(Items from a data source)
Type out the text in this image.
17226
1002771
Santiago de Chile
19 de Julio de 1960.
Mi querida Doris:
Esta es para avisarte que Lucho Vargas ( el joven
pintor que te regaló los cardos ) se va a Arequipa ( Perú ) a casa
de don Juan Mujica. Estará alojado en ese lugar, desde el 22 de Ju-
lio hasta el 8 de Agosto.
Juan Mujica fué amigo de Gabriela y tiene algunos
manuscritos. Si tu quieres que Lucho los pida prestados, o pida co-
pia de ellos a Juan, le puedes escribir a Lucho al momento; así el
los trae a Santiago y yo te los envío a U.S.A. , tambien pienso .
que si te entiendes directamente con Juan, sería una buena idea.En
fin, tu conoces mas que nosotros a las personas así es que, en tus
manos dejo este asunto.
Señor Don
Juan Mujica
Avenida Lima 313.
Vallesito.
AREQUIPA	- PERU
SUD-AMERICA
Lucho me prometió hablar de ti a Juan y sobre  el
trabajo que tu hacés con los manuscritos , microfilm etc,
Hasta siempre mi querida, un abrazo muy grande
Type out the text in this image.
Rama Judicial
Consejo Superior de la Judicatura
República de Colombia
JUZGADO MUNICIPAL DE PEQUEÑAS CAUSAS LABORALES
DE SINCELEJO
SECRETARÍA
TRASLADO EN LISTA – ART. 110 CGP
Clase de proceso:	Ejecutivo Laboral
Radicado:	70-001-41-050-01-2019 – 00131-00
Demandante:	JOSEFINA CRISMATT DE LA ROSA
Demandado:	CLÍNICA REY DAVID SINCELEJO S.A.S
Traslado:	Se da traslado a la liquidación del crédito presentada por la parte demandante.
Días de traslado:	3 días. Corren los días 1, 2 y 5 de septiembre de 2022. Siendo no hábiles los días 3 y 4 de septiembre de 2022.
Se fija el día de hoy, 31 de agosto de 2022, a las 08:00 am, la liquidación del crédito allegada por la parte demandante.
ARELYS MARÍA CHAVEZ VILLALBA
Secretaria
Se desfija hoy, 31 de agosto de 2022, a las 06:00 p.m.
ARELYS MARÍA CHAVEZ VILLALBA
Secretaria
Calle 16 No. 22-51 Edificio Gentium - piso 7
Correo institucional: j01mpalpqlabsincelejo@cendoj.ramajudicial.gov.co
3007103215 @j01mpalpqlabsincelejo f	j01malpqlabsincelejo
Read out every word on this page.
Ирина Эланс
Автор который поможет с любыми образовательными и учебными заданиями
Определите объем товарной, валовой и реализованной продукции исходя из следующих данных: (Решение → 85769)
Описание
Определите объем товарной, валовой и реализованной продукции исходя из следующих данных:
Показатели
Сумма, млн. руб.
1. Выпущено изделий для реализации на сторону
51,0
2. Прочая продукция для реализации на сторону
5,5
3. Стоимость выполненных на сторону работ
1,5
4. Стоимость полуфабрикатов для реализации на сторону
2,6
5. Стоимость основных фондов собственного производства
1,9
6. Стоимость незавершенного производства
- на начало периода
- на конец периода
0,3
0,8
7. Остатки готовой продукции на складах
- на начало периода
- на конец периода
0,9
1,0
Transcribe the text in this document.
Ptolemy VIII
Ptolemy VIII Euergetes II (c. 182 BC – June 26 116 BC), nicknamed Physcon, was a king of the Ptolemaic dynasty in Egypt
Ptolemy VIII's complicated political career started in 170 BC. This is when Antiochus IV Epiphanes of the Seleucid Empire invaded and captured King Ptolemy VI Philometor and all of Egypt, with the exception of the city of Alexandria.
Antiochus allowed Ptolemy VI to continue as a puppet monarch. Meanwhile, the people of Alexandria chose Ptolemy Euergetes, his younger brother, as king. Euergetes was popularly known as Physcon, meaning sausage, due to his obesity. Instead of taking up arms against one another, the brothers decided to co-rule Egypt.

## REQUIRED WORK
Gather every line from the entries above where the word "следующих" appears, and copy them.

## RESULT
Определите объем товарной, валовой и реализованной продукции исходя из следующих данных: (Решение → 85769)
Определите объем товарной, валовой и реализованной продукции исходя из следующих данных:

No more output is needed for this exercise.